--- Start of The data ---
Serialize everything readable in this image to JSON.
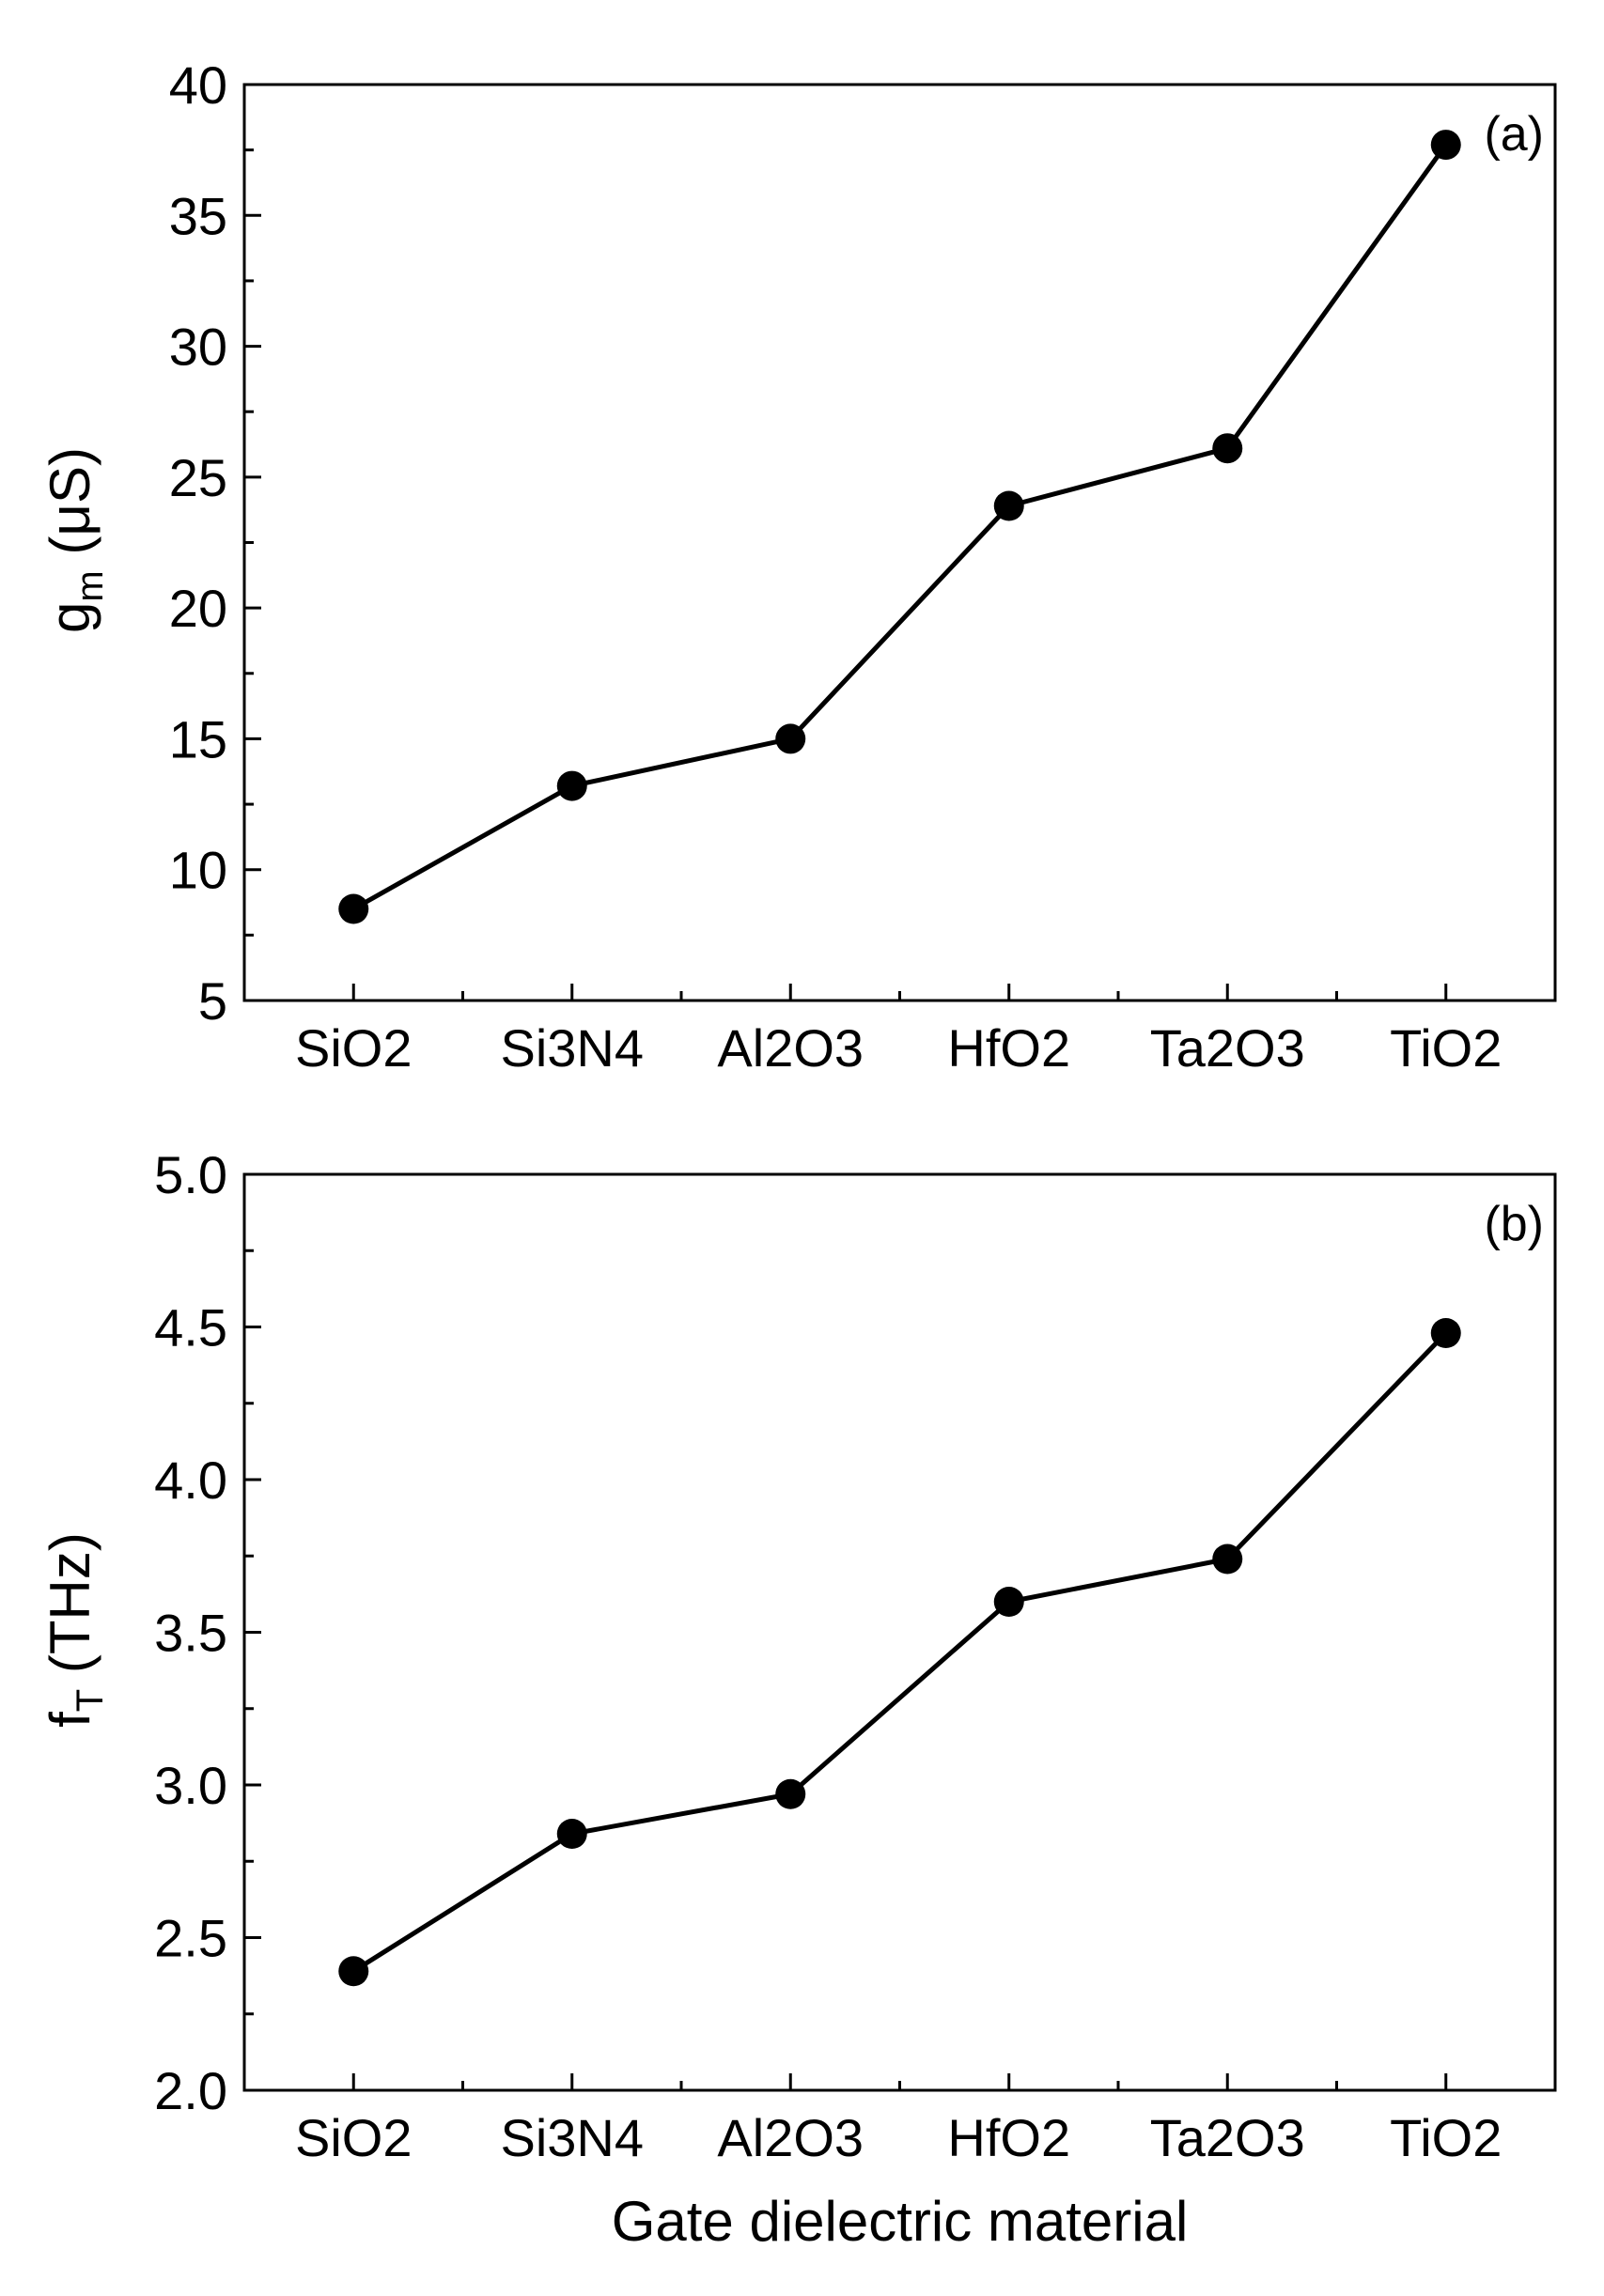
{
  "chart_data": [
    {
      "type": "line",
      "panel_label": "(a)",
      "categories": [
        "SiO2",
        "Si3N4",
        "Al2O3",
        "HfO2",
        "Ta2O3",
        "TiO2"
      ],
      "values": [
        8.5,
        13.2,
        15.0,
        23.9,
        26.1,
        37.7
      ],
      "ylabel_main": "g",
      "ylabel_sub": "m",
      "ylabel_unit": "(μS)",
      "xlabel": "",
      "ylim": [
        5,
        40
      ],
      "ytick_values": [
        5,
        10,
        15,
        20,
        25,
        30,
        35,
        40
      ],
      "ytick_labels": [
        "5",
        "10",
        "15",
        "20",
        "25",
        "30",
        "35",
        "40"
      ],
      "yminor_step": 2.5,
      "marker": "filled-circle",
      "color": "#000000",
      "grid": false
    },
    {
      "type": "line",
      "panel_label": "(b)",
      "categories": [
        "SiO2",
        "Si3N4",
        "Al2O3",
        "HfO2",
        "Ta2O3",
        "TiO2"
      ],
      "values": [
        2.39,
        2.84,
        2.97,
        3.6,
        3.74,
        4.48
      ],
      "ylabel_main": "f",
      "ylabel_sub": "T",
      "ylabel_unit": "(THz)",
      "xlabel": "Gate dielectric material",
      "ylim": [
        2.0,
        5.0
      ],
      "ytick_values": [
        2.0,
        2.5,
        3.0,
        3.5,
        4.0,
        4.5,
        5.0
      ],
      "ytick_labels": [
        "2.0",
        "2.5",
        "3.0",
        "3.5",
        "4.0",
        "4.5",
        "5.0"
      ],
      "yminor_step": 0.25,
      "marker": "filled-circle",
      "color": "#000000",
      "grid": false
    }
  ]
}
--- End of The data ---
**Short task**
Make an exact copy of the whole listing, but don't bring over any pictures.

**Expected answer**
Serialize everything readable in this image to JSON.
{
  "chart_data": [
    {
      "type": "line",
      "panel_label": "(a)",
      "categories": [
        "SiO2",
        "Si3N4",
        "Al2O3",
        "HfO2",
        "Ta2O3",
        "TiO2"
      ],
      "values": [
        8.5,
        13.2,
        15.0,
        23.9,
        26.1,
        37.7
      ],
      "ylabel_main": "g",
      "ylabel_sub": "m",
      "ylabel_unit": "(μS)",
      "xlabel": "",
      "ylim": [
        5,
        40
      ],
      "ytick_values": [
        5,
        10,
        15,
        20,
        25,
        30,
        35,
        40
      ],
      "ytick_labels": [
        "5",
        "10",
        "15",
        "20",
        "25",
        "30",
        "35",
        "40"
      ],
      "yminor_step": 2.5,
      "marker": "filled-circle",
      "color": "#000000",
      "grid": false
    },
    {
      "type": "line",
      "panel_label": "(b)",
      "categories": [
        "SiO2",
        "Si3N4",
        "Al2O3",
        "HfO2",
        "Ta2O3",
        "TiO2"
      ],
      "values": [
        2.39,
        2.84,
        2.97,
        3.6,
        3.74,
        4.48
      ],
      "ylabel_main": "f",
      "ylabel_sub": "T",
      "ylabel_unit": "(THz)",
      "xlabel": "Gate dielectric material",
      "ylim": [
        2.0,
        5.0
      ],
      "ytick_values": [
        2.0,
        2.5,
        3.0,
        3.5,
        4.0,
        4.5,
        5.0
      ],
      "ytick_labels": [
        "2.0",
        "2.5",
        "3.0",
        "3.5",
        "4.0",
        "4.5",
        "5.0"
      ],
      "yminor_step": 0.25,
      "marker": "filled-circle",
      "color": "#000000",
      "grid": false
    }
  ]
}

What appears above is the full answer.